Your task:
Rewrite the lines from the first one through the line containing "y-axis-label: Gain (dB): [11, 168, 28, 232]", substituting "x-axis-tick" for every occurrence of "x-tick-label" and changing nothing else.
□ □ □ □
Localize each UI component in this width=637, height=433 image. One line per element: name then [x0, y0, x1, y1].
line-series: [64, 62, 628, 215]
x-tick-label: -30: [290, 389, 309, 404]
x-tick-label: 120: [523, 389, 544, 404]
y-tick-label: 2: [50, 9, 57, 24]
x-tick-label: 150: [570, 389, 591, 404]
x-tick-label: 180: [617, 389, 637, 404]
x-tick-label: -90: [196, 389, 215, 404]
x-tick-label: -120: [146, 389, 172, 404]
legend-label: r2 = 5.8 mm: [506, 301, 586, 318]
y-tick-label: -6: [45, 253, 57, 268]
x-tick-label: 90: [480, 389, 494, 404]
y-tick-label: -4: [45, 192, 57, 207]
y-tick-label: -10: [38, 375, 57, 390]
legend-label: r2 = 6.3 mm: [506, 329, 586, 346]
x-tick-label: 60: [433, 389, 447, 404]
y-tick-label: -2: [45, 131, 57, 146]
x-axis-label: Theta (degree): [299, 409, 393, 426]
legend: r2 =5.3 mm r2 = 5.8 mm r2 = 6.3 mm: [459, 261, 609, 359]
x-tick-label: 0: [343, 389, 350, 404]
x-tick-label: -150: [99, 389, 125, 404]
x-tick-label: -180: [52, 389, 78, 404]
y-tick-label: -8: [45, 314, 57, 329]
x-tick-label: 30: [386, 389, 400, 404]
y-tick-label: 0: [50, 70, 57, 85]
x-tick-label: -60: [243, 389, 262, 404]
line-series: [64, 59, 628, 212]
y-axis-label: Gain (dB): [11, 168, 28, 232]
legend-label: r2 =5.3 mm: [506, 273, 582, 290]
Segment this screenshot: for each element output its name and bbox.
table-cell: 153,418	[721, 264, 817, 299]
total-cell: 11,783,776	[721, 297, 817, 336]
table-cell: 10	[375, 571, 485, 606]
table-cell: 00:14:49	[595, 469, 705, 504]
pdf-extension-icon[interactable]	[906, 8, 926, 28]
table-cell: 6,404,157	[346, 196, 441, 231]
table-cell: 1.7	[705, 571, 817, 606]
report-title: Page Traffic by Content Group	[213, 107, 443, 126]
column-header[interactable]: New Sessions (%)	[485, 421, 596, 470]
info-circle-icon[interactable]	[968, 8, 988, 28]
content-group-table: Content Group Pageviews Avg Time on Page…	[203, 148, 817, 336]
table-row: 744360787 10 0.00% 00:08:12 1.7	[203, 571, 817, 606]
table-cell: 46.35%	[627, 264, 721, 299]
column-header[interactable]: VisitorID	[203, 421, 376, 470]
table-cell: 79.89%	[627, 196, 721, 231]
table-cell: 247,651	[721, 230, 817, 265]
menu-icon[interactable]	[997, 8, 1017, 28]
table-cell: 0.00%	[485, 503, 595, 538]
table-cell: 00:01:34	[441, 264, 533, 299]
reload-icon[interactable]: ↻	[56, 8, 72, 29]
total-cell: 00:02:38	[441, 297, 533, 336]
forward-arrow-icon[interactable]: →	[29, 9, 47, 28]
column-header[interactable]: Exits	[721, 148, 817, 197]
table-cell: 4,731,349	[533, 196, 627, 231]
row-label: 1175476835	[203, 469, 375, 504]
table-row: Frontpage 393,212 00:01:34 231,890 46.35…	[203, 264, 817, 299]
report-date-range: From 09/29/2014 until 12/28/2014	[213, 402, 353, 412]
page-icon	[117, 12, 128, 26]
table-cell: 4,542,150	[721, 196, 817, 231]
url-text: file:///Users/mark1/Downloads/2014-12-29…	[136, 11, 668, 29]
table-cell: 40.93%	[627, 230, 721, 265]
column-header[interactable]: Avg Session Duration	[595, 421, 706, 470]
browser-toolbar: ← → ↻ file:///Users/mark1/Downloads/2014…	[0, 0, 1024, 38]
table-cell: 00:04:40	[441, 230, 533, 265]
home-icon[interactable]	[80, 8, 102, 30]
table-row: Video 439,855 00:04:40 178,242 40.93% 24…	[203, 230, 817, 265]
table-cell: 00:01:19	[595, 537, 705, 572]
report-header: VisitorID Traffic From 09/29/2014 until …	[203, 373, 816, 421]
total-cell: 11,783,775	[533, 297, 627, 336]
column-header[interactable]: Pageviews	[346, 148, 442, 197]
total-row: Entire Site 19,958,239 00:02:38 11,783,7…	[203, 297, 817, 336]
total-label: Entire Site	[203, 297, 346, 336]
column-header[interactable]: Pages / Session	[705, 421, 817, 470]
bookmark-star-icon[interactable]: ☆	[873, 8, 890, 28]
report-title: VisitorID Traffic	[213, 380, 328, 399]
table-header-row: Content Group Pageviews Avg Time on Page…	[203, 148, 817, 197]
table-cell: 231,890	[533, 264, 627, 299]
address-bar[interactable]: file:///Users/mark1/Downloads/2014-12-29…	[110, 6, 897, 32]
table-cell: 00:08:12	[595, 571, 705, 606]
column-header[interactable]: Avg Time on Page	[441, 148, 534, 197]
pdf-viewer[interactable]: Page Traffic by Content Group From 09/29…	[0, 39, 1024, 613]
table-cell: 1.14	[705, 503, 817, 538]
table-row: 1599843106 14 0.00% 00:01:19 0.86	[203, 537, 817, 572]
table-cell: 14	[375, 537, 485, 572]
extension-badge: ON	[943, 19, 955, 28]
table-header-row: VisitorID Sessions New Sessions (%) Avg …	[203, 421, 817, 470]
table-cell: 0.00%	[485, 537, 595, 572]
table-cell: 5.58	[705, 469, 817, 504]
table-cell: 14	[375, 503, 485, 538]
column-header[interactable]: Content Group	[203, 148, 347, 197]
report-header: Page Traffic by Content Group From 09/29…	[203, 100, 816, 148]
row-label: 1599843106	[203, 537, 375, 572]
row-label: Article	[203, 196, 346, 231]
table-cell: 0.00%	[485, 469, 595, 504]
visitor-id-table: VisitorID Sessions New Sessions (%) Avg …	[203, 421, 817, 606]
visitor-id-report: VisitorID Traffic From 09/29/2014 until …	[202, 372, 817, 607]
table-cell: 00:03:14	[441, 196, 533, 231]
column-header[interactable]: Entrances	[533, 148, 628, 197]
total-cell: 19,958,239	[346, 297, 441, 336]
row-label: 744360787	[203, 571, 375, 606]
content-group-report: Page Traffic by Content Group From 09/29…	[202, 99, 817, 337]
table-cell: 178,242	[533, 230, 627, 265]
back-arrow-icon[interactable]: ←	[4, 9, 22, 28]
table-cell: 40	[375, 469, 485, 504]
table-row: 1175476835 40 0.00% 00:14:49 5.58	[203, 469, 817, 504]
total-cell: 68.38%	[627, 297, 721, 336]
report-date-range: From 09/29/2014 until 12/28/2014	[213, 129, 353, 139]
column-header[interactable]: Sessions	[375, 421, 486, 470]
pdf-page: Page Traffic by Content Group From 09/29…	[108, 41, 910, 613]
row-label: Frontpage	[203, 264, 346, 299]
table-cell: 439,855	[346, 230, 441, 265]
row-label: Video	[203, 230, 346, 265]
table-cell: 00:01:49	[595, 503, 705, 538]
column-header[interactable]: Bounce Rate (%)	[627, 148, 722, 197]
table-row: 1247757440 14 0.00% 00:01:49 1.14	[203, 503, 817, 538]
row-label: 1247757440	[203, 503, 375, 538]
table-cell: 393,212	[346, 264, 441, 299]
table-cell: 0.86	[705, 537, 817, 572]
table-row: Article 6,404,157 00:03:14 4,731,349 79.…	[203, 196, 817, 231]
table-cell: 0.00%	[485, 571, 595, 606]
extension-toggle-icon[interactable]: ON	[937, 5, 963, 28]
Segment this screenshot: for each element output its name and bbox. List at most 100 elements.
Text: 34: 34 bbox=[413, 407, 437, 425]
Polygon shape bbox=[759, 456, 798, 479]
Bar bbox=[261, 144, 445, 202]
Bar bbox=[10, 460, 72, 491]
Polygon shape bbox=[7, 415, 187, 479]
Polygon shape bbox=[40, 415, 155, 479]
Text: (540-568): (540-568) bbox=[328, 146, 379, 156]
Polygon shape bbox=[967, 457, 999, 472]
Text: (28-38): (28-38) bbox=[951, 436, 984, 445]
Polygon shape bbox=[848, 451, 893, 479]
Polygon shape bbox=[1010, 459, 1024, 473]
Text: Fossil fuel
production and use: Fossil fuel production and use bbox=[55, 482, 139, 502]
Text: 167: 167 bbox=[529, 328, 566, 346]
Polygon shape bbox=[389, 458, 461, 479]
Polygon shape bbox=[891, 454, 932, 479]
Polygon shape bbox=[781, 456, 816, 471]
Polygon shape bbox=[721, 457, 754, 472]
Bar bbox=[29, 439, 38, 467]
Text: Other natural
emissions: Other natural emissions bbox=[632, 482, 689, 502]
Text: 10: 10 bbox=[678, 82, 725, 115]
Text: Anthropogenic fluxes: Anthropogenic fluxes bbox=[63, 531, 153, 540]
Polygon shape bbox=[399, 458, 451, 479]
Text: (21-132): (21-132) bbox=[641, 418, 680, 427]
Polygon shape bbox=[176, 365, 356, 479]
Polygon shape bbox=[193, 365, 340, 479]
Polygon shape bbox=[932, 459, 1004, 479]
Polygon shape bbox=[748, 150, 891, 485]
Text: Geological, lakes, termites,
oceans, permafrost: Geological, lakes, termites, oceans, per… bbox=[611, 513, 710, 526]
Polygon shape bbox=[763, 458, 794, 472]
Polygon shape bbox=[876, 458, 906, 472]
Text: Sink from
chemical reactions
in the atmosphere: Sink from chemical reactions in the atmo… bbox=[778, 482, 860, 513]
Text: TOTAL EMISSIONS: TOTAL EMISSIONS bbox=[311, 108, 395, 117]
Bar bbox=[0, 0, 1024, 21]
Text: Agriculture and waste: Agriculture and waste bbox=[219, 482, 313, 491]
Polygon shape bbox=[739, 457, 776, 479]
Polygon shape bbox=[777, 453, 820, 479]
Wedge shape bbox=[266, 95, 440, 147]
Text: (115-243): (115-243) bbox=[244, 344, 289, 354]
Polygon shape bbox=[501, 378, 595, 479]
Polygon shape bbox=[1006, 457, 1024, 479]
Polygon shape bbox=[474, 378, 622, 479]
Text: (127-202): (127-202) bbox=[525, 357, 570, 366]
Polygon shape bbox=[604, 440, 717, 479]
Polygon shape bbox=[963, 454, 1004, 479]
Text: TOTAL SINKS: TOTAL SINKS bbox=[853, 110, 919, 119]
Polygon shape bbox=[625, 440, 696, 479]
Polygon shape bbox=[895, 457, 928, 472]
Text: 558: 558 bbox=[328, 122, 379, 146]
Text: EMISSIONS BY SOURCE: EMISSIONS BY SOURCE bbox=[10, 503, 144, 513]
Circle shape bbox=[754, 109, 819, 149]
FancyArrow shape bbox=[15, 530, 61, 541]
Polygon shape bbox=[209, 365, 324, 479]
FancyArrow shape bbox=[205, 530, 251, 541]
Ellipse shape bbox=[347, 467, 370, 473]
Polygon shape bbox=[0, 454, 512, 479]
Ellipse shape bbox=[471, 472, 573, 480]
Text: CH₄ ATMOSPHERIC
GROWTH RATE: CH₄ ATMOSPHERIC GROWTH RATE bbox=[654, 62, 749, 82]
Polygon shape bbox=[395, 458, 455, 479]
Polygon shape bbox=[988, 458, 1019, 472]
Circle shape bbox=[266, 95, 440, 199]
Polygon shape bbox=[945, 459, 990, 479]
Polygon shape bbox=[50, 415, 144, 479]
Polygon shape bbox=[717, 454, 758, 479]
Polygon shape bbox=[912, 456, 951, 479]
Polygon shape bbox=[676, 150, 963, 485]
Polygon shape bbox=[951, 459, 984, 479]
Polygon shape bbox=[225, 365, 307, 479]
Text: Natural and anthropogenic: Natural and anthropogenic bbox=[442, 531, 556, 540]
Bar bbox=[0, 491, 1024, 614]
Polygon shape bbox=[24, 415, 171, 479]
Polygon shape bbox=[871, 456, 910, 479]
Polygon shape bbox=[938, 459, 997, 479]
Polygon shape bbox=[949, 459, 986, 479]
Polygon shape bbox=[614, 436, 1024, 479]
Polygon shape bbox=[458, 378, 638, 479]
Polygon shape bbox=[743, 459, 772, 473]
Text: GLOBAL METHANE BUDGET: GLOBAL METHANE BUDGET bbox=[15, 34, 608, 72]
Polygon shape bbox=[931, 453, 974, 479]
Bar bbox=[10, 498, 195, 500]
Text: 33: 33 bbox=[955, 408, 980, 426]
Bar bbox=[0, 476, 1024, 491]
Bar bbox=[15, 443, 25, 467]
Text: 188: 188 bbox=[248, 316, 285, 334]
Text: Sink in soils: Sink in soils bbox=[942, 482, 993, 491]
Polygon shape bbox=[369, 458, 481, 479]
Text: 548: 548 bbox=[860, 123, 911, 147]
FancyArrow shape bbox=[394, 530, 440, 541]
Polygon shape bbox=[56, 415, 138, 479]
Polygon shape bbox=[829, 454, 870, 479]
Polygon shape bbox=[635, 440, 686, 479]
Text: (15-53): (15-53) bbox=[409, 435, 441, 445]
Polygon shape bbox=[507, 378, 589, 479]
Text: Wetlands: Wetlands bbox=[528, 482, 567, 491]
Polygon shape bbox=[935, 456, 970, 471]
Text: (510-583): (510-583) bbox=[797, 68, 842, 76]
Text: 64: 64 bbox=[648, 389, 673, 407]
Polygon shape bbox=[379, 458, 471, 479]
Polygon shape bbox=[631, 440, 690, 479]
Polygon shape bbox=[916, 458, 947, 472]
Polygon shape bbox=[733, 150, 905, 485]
□ □ □ □
Answer for this exercise:
Localize each UI component in this width=637, height=433 image. One line per element: name then [x0, y0, x1, y1].
line-series: [64, 62, 628, 215]
x-axis-tick: -30: [290, 389, 309, 404]
x-axis-tick: 120: [523, 389, 544, 404]
y-tick-label: 2: [50, 9, 57, 24]
x-axis-tick: 150: [570, 389, 591, 404]
x-axis-tick: 180: [617, 389, 637, 404]
x-axis-tick: -90: [196, 389, 215, 404]
x-axis-tick: -120: [146, 389, 172, 404]
legend-label: r2 = 5.8 mm: [506, 301, 586, 318]
y-tick-label: -6: [45, 253, 57, 268]
x-axis-tick: 90: [480, 389, 494, 404]
y-tick-label: -4: [45, 192, 57, 207]
y-tick-label: -10: [38, 375, 57, 390]
legend-label: r2 = 6.3 mm: [506, 329, 586, 346]
x-axis-tick: 60: [433, 389, 447, 404]
y-tick-label: -2: [45, 131, 57, 146]
x-axis-label: Theta (degree): [299, 409, 393, 426]
legend: r2 =5.3 mm r2 = 5.8 mm r2 = 6.3 mm: [459, 261, 609, 359]
x-axis-tick: 0: [343, 389, 350, 404]
x-axis-tick: -150: [99, 389, 125, 404]
x-axis-tick: -180: [52, 389, 78, 404]
y-tick-label: -8: [45, 314, 57, 329]
x-axis-tick: 30: [386, 389, 400, 404]
y-tick-label: 0: [50, 70, 57, 85]
x-axis-tick: -60: [243, 389, 262, 404]
line-series: [64, 59, 628, 212]
y-axis-label: Gain (dB): [11, 168, 28, 232]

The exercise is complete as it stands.